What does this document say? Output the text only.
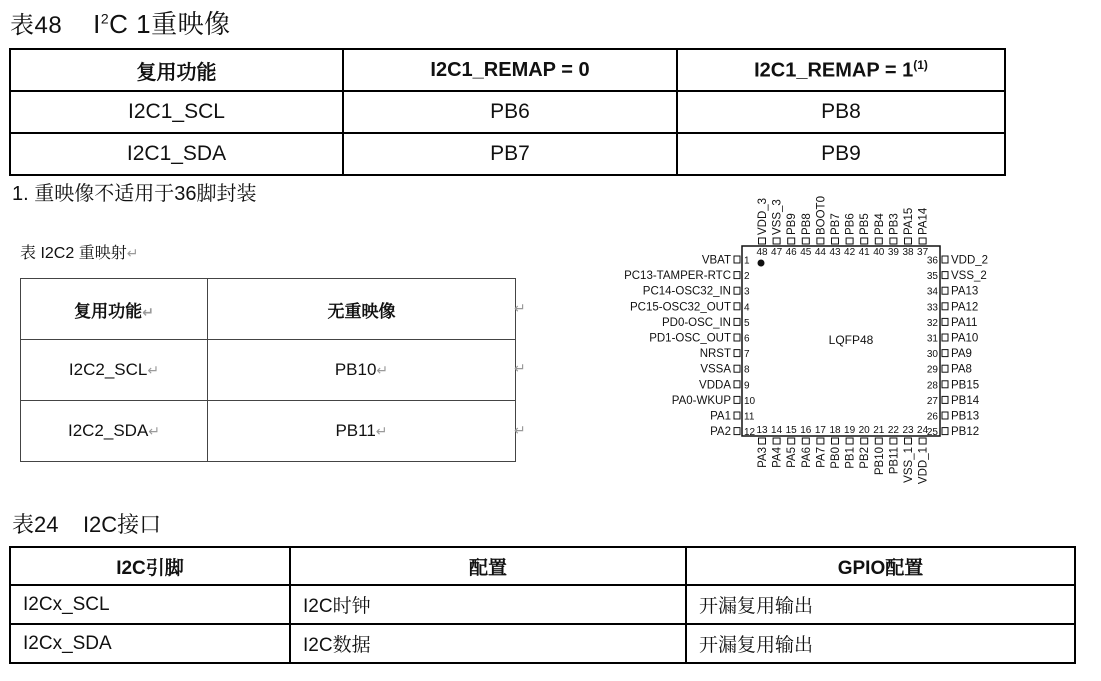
表48 $I^2C$ 1重映像
复用功能	I2C1_REMAP = 0	I2C1_REMAP = $1^{(1)}$
I2C1_SCL	PB6	PB8
I2C1_SDA	PB7	PB9
1. 重映像不适用于36脚封装
表 I2C2 重映射↵
复用功能↵	无重映像
I2C2_SCL↵	PB10↵
I2C2_SDA↵	PB11↵
↵
↵
↵
LQFP48
VBAT 1
PC13-TAMPER-RTC 2
PC14-OSC32_IN 3
PC15-OSC32_OUT 4
PD0-OSC_IN 5
PD1-OSC_OUT 6
NRST 7
VSSA 8
VDDA 9
PA0-WKUP 10
PA1 11
PA2 12
VDD_2
36
VSS_2
35
PA13
34
PA12
33
PA11
32
PA10
31
PA9
30
PA8
29
PB15
28
PB14
27
PB13
26
PB12
25
48
VDD_3
47
VSS_3
46
PB9
45
PB8
44
BOOT0
43
PB7
42
PB6
41
PB5
40
PB4
39
PB3
38
PA15
37
PA14
13
PA3
14
PA4
15
PA5
16
PA6
17
PA7
18
PB0
19
PB1
20
PB2
21
PB10
22
PB11
23
VSS_1
24
VDD_1
表24 I2C接口
I2C引脚	配置	GPIO配置
I2Cx_SCL	I2C时钟	开漏复用输出
I2Cx_SDA	I2C数据	开漏复用输出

☆ ☆ ☆

▶ EXERCISE DIRECTIONS
Repeat the listing in full and exactly. Leave any pictures out.

▶ RESPONSE
What does this document say? Output the text only.
表48 $I^2C$ 1重映像
复用功能	I2C1_REMAP = 0	I2C1_REMAP = $1^{(1)}$
I2C1_SCL	PB6	PB8
I2C1_SDA	PB7	PB9
1. 重映像不适用于36脚封装
表 I2C2 重映射↵
复用功能↵	无重映像
I2C2_SCL↵	PB10↵
I2C2_SDA↵	PB11↵
↵
↵
↵
LQFP48
VBAT 1
PC13-TAMPER-RTC 2
PC14-OSC32_IN 3
PC15-OSC32_OUT 4
PD0-OSC_IN 5
PD1-OSC_OUT 6
NRST 7
VSSA 8
VDDA 9
PA0-WKUP 10
PA1 11
PA2 12
VDD_2
36
VSS_2
35
PA13
34
PA12
33
PA11
32
PA10
31
PA9
30
PA8
29
PB15
28
PB14
27
PB13
26
PB12
25
48
VDD_3
47
VSS_3
46
PB9
45
PB8
44
BOOT0
43
PB7
42
PB6
41
PB5
40
PB4
39
PB3
38
PA15
37
PA14
13
PA3
14
PA4
15
PA5
16
PA6
17
PA7
18
PB0
19
PB1
20
PB2
21
PB10
22
PB11
23
VSS_1
24
VDD_1
表24 I2C接口
I2C引脚	配置	GPIO配置
I2Cx_SCL	I2C时钟	开漏复用输出
I2Cx_SDA	I2C数据	开漏复用输出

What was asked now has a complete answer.